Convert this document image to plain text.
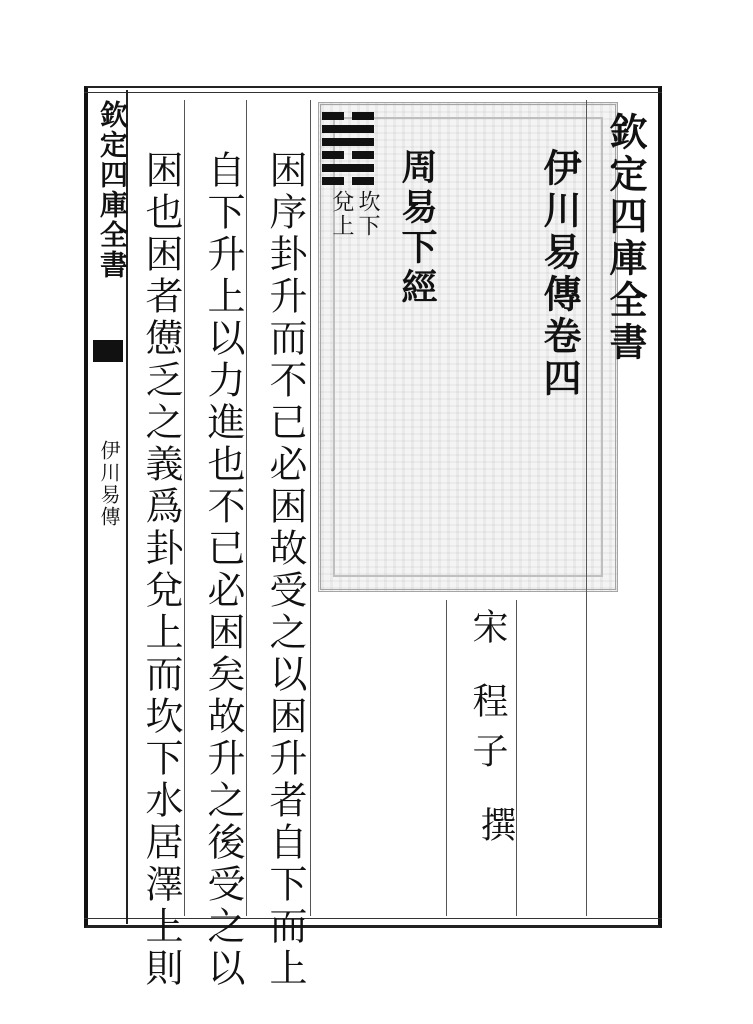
欽定四庫全書
伊川易傳
欽定四庫全書
伊川易傳卷四
周易下經
坎下
兌上
宋
程子
撰
困序卦升而不已必困故受之以困升者自下而上
自下升上以力進也不已必困矣故升之後受之以
困也困者憊乏之義爲卦兌上而坎下水居澤上則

#### [THE TASK]
The records above need to be restated word for word, with the pictures left out.

#### [RESULT FOR THIS TASK]
Convert this document image to plain text.
欽定四庫全書
伊川易傳
欽定四庫全書
伊川易傳卷四
周易下經
坎下
兌上
宋
程子
撰
困序卦升而不已必困故受之以困升者自下而上
自下升上以力進也不已必困矣故升之後受之以
困也困者憊乏之義爲卦兌上而坎下水居澤上則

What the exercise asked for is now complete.